* Start *
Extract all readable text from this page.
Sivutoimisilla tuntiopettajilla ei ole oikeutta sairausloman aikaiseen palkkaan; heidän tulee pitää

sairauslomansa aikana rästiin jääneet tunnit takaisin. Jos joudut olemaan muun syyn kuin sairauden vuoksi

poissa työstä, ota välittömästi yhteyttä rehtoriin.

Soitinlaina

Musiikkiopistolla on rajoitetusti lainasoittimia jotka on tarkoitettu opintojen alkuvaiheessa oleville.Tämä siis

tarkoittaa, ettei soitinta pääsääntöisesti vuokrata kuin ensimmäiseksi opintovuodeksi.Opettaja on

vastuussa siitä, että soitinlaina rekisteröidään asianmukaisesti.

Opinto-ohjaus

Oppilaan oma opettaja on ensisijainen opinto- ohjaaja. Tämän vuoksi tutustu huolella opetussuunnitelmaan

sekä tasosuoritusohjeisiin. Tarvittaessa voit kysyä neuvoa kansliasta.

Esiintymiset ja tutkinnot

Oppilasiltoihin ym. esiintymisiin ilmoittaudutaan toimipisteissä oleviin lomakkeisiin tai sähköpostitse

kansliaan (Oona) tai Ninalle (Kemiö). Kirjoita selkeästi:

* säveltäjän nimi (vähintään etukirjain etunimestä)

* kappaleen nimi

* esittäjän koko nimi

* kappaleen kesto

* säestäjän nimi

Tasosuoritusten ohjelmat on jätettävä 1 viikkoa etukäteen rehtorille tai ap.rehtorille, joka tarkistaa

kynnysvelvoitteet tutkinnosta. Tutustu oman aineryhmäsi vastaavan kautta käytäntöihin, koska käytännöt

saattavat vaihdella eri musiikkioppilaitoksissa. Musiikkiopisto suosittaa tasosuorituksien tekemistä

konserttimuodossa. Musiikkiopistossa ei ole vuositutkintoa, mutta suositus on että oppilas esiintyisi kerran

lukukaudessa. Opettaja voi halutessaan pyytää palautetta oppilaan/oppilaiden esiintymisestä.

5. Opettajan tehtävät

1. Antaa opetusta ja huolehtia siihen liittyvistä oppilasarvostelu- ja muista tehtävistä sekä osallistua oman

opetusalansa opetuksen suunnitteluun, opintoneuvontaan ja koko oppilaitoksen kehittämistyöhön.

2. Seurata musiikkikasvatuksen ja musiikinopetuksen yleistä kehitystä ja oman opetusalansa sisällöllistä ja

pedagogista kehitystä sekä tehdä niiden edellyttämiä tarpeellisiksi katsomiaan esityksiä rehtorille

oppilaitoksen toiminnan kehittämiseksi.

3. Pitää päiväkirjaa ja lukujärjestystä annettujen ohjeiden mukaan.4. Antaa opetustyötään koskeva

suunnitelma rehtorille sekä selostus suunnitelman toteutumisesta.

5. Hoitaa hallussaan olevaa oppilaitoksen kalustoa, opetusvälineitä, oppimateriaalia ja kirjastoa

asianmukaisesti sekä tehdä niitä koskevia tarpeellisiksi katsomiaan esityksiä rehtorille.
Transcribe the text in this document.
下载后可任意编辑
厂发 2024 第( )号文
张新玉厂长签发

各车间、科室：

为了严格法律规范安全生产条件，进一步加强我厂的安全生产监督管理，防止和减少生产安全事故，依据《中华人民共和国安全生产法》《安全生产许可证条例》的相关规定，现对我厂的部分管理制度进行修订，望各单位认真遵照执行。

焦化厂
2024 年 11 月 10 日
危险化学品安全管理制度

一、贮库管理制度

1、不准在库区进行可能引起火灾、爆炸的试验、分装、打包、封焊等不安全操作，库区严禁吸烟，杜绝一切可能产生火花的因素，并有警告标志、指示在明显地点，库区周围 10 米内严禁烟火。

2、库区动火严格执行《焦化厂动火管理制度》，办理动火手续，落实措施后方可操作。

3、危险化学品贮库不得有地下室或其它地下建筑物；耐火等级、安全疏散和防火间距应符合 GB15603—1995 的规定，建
* End *
*Directions:* Search the listing above for the string "vuoksi". Copy every line that contains it.

*Answer to this task:*
sairauslomansa aikana rästiin jääneet tunnit takaisin. Jos joudut olemaan muun syyn kuin sairauden vuoksi
Oppilaan oma opettaja on ensisijainen opinto- ohjaaja. Tämän vuoksi tutustu huolella opetussuunnitelmaan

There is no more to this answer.